TASK DESCRIPTION: Identify each line below that contains the word "grid", and copy it out.

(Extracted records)

◆ ◆ ◆

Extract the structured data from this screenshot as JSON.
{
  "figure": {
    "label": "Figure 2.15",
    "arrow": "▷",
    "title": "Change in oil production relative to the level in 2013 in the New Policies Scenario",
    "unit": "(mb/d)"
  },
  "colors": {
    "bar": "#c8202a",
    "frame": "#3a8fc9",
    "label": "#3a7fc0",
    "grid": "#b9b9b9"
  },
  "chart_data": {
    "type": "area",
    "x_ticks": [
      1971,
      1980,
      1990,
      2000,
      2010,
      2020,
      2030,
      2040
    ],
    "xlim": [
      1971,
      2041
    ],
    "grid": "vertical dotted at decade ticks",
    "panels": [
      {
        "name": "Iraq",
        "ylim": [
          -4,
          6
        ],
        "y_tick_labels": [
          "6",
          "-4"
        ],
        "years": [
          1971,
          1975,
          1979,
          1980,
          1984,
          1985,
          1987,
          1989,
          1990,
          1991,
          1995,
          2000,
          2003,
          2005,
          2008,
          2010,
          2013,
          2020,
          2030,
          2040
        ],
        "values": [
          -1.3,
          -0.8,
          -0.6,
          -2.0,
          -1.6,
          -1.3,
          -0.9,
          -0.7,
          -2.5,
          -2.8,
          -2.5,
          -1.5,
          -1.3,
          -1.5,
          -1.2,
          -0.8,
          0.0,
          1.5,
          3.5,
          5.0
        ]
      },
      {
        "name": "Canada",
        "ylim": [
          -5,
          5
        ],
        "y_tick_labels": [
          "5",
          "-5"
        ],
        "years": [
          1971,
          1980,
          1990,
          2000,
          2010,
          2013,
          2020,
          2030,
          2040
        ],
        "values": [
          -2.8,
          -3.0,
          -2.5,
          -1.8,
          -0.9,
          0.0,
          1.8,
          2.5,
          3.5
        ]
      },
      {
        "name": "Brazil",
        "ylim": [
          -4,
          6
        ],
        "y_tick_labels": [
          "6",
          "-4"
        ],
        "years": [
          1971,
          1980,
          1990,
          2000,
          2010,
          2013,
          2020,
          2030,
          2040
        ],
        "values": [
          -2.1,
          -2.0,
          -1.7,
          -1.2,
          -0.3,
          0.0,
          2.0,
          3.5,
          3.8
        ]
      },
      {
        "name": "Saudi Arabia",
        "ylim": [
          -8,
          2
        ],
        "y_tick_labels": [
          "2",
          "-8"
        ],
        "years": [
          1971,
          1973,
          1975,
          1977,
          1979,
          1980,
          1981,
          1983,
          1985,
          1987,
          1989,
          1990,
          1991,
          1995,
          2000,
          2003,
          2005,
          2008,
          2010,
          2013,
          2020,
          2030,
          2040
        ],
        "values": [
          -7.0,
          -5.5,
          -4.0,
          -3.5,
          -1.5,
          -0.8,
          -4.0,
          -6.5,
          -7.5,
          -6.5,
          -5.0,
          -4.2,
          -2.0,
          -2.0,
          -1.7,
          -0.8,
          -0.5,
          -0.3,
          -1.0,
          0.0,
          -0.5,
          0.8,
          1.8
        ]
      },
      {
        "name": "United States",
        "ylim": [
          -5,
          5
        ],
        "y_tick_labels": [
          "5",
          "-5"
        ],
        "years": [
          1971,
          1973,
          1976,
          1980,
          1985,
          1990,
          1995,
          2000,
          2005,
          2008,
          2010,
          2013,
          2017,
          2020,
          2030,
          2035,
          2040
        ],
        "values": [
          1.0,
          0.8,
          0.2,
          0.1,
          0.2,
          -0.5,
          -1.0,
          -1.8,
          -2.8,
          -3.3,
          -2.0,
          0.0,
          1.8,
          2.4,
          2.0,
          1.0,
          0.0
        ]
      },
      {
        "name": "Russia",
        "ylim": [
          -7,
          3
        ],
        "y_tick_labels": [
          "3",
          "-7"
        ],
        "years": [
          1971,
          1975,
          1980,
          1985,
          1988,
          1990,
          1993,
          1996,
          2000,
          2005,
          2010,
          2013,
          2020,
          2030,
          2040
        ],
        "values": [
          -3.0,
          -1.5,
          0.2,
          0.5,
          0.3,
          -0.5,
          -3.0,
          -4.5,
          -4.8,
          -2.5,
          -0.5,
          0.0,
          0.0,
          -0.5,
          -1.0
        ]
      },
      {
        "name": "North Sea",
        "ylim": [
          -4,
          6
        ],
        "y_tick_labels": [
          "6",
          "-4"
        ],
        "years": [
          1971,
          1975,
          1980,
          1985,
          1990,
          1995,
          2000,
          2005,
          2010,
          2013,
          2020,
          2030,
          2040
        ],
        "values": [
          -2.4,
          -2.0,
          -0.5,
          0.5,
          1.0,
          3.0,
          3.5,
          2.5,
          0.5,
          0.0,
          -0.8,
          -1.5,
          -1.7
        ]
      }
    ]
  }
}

◆ ◆ ◆

FINAL RESULT:
    "grid": "#b9b9b9"
    "grid": "vertical dotted at decade ticks",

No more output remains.